Cosa fare: Nel testo sulla pulizia del Rovigo, sostituisci "muli" con "cavalli" e riscrivi il tratto che va da "La LAV di Firenze" fino a "in una gola.".

Testo riportato:
---

La LAV di Firenze si oppone all’utilizzo di muli per la pulizia dei tratti più impervi del Rovigo, in cui il ragno faticherebbe (con il rischio di compromettere il paesaggio). Tuttavia, anche l’ausilio di animali pone degli interrogativi per la loro sicurezza, dal momento che in quel tratto il torrente scorre in una gola.
La notizia era emersa nelle scorse settimane e l’avevamo pubblicata qui, proprio il responsabile del Consorzio medio Valdarno aveva ammesso che era in cantiere l’idea di servirsi degli animali: “Tra poco metteremo in campo anche le risorse animali con l’utilizzo di asini”. La notizia ha fatto rapidamente il giro del territorio facendo drizzare le antenne alla LAV.

---

Dati grezzi:
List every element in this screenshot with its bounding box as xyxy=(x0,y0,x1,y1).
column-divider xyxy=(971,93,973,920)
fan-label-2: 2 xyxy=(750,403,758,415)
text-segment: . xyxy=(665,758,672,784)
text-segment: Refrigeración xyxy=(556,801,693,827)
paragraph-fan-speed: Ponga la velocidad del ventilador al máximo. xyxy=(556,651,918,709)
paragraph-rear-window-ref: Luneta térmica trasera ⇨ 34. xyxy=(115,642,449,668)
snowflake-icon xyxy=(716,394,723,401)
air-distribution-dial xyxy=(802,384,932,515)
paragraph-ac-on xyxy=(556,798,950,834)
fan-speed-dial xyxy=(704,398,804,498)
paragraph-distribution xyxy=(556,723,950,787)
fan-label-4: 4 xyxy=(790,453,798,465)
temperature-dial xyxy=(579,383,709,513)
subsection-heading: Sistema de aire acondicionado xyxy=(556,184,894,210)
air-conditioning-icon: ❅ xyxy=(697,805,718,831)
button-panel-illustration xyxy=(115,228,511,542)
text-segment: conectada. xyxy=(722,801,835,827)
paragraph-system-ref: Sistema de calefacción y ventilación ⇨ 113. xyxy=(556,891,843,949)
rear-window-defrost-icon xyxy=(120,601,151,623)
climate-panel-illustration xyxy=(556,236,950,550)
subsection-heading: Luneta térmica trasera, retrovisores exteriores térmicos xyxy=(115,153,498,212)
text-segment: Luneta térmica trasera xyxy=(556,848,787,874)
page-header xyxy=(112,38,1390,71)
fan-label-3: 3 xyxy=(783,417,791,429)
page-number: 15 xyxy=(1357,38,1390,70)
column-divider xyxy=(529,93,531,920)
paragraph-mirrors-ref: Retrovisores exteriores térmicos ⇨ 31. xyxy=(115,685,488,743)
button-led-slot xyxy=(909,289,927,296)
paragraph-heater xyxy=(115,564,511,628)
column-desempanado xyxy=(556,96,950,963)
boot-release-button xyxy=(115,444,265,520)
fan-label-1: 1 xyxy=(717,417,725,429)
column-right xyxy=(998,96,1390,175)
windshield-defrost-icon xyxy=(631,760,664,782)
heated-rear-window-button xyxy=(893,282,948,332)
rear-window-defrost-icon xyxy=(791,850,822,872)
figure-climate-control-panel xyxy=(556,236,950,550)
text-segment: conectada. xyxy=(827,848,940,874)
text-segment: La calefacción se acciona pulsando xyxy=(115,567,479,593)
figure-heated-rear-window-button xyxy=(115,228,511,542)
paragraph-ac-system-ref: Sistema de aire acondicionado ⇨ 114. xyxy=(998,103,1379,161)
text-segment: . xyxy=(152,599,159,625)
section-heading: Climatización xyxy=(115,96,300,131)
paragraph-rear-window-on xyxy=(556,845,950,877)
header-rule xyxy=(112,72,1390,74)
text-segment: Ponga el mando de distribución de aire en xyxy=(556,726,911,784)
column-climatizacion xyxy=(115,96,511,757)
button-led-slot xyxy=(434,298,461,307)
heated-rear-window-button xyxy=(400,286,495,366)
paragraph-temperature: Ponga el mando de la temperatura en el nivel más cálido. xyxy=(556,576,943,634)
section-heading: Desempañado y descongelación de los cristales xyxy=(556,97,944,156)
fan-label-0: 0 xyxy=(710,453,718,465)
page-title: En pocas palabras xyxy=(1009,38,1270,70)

---

Risposta:
La LAV di Firenze si oppone all’utilizzo di cavalli per la pulizia dei tratti più impervi del Rovigo, in cui il ragno faticherebbe (con il rischio di compromettere il paesaggio). Tuttavia, anche l’ausilio di animali pone degli interrogativi per la loro sicurezza, dal momento che in quel tratto il torrente scorre in una gola.